* start SUPPLIED INFORMATION *
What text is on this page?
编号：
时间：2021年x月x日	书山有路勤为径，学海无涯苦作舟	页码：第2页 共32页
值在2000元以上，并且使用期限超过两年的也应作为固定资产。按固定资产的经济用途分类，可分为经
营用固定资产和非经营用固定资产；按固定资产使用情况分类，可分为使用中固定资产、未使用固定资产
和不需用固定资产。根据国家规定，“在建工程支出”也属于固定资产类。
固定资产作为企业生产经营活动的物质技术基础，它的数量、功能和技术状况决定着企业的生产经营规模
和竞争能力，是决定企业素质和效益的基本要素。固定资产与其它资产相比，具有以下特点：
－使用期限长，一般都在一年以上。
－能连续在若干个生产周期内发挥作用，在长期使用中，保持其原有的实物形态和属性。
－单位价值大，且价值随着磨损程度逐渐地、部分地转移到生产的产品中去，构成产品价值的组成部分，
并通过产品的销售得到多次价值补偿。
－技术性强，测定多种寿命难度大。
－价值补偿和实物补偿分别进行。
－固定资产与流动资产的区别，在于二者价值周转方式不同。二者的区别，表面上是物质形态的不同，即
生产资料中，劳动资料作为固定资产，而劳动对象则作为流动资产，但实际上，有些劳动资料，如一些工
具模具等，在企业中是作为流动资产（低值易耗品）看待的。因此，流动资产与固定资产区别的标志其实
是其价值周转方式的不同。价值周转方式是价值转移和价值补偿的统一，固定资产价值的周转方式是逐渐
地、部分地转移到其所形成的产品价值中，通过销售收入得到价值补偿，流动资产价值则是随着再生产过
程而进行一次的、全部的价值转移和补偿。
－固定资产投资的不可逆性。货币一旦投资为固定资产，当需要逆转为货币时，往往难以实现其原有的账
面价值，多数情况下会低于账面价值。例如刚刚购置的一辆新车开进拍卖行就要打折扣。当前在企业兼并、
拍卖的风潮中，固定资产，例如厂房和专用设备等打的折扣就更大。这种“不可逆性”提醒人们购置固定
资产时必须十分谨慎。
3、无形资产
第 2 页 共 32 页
* end SUPPLIED INFORMATION *
WORK TO COMPLETE: Copy each entry exactly, with nothing added or dropped.

TASK OUTPUT:
What text is on this page?
编号：
时间：2021年x月x日	书山有路勤为径，学海无涯苦作舟	页码：第2页 共32页
值在2000元以上，并且使用期限超过两年的也应作为固定资产。按固定资产的经济用途分类，可分为经
营用固定资产和非经营用固定资产；按固定资产使用情况分类，可分为使用中固定资产、未使用固定资产
和不需用固定资产。根据国家规定，“在建工程支出”也属于固定资产类。
固定资产作为企业生产经营活动的物质技术基础，它的数量、功能和技术状况决定着企业的生产经营规模
和竞争能力，是决定企业素质和效益的基本要素。固定资产与其它资产相比，具有以下特点：
－使用期限长，一般都在一年以上。
－能连续在若干个生产周期内发挥作用，在长期使用中，保持其原有的实物形态和属性。
－单位价值大，且价值随着磨损程度逐渐地、部分地转移到生产的产品中去，构成产品价值的组成部分，
并通过产品的销售得到多次价值补偿。
－技术性强，测定多种寿命难度大。
－价值补偿和实物补偿分别进行。
－固定资产与流动资产的区别，在于二者价值周转方式不同。二者的区别，表面上是物质形态的不同，即
生产资料中，劳动资料作为固定资产，而劳动对象则作为流动资产，但实际上，有些劳动资料，如一些工
具模具等，在企业中是作为流动资产（低值易耗品）看待的。因此，流动资产与固定资产区别的标志其实
是其价值周转方式的不同。价值周转方式是价值转移和价值补偿的统一，固定资产价值的周转方式是逐渐
地、部分地转移到其所形成的产品价值中，通过销售收入得到价值补偿，流动资产价值则是随着再生产过
程而进行一次的、全部的价值转移和补偿。
－固定资产投资的不可逆性。货币一旦投资为固定资产，当需要逆转为货币时，往往难以实现其原有的账
面价值，多数情况下会低于账面价值。例如刚刚购置的一辆新车开进拍卖行就要打折扣。当前在企业兼并、
拍卖的风潮中，固定资产，例如厂房和专用设备等打的折扣就更大。这种“不可逆性”提醒人们购置固定
资产时必须十分谨慎。
3、无形资产
第 2 页 共 32 页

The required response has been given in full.